To be done
In the listing below, locate the lines that hold "Batang" and copy them.

Provided records
* Begin *

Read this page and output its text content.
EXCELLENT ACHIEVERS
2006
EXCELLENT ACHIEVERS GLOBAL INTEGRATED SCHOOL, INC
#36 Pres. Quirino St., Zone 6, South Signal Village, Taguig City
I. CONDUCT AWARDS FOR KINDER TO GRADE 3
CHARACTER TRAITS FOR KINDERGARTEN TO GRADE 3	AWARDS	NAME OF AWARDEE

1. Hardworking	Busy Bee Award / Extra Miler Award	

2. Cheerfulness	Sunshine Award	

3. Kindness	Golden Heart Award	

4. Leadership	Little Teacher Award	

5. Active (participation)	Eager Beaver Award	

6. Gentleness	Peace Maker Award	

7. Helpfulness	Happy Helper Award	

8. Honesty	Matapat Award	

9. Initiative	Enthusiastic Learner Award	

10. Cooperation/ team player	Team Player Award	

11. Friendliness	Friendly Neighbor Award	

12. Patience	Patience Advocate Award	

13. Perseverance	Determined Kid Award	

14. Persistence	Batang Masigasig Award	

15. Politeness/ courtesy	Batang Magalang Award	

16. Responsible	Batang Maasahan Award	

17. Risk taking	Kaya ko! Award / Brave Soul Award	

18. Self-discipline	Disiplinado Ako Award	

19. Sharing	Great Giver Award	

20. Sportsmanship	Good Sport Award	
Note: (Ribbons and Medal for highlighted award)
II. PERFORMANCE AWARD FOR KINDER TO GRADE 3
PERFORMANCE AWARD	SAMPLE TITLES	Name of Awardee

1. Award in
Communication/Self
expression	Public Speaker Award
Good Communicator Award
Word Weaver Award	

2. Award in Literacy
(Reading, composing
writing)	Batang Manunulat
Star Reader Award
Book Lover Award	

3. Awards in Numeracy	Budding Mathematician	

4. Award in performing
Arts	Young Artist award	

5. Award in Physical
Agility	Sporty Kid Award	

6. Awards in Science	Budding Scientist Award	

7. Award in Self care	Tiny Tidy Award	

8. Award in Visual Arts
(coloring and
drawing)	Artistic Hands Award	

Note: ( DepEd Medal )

* End *

Right answer
14. Persistence	Batang Masigasig Award	
15. Politeness/ courtesy	Batang Magalang Award	
16. Responsible	Batang Maasahan Award	
writing)	Batang Manunulat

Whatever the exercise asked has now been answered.